> Exercise: Among the records that follow, count the lines with the string "Chemical"; report only that count.

> Data for the task:
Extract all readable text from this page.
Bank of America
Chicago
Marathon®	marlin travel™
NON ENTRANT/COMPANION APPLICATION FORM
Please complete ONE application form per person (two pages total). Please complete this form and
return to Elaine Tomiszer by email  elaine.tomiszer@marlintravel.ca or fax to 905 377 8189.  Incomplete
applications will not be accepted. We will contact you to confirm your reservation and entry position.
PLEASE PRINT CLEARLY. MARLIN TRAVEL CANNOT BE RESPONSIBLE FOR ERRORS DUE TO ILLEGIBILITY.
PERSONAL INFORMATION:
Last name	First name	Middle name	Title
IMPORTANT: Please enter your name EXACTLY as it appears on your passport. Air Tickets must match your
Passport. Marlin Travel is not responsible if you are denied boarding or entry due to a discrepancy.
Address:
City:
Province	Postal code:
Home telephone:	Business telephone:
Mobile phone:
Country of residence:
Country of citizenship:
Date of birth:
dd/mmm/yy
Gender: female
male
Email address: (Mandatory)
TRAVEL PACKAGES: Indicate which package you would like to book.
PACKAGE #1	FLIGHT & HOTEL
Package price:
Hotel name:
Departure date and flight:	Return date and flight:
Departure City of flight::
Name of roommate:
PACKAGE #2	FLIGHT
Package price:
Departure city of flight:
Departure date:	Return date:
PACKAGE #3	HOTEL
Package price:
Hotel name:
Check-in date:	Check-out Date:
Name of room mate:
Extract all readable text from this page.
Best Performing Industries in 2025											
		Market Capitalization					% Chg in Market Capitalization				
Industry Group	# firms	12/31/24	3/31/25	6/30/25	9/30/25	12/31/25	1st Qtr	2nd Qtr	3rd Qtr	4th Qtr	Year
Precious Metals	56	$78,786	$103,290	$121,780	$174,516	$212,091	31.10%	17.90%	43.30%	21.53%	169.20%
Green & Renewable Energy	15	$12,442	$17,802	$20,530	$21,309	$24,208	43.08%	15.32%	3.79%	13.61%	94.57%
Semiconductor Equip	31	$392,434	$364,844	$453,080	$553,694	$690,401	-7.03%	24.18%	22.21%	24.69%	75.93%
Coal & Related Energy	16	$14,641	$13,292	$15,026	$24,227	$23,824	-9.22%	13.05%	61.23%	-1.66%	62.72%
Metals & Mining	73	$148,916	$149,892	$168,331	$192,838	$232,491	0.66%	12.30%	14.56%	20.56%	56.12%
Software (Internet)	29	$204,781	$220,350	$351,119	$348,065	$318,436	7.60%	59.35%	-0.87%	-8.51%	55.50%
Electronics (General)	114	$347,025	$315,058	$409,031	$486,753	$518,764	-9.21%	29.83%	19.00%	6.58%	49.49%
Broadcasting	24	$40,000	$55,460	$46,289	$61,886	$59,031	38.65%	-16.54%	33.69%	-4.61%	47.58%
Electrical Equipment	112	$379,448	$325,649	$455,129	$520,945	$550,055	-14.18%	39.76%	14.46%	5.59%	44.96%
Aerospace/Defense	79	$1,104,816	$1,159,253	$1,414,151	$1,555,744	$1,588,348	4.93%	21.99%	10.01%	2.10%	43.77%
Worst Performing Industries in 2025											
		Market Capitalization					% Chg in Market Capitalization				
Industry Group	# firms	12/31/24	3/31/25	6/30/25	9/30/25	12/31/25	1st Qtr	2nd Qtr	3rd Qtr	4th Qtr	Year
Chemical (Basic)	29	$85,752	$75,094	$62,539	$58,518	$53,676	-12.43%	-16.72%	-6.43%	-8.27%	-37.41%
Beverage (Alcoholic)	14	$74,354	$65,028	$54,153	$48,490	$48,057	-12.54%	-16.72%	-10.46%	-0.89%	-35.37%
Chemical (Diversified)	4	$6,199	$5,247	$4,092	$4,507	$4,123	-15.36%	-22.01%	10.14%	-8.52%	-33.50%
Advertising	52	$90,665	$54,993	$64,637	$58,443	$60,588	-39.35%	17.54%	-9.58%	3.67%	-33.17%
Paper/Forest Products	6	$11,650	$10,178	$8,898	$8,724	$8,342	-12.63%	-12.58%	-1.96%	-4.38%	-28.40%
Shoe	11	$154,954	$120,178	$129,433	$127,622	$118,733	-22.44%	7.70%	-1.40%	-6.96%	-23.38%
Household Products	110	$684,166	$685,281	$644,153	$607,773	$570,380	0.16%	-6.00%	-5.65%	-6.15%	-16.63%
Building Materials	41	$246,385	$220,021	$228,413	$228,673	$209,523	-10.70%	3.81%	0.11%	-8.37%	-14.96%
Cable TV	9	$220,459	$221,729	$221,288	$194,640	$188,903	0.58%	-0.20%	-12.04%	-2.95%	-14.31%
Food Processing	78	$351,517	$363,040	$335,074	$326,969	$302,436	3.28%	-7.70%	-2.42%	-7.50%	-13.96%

...

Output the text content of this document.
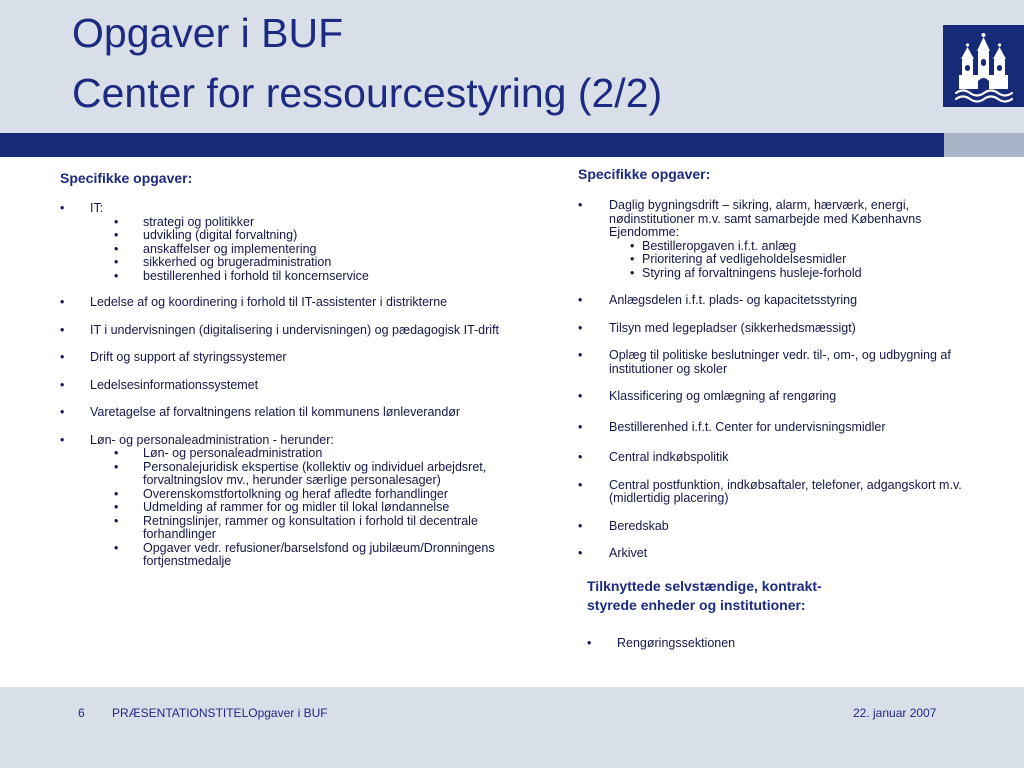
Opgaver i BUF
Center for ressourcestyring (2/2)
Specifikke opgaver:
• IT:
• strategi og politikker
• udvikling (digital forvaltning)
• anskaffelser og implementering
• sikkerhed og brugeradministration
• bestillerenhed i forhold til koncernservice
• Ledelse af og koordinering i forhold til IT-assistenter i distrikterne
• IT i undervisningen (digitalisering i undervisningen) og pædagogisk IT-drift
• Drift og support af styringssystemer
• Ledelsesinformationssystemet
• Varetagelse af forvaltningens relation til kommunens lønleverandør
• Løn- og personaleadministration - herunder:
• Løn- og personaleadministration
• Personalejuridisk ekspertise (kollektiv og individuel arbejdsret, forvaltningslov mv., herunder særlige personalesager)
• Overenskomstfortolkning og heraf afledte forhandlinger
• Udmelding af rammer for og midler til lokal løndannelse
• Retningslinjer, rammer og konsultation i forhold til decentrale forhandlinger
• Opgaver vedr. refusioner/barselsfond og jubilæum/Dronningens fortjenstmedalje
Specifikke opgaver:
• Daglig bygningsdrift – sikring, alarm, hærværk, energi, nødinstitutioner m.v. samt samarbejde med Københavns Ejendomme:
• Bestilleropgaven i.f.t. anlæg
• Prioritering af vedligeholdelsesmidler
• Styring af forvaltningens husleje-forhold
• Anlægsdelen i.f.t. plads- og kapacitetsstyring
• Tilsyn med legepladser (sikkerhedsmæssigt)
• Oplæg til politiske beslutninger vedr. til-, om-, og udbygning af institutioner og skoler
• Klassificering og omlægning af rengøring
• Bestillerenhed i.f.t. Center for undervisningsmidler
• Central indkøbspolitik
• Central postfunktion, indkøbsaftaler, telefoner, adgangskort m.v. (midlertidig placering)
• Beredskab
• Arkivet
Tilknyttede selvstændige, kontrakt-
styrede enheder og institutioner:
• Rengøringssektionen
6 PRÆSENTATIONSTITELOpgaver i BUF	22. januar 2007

> The response: 2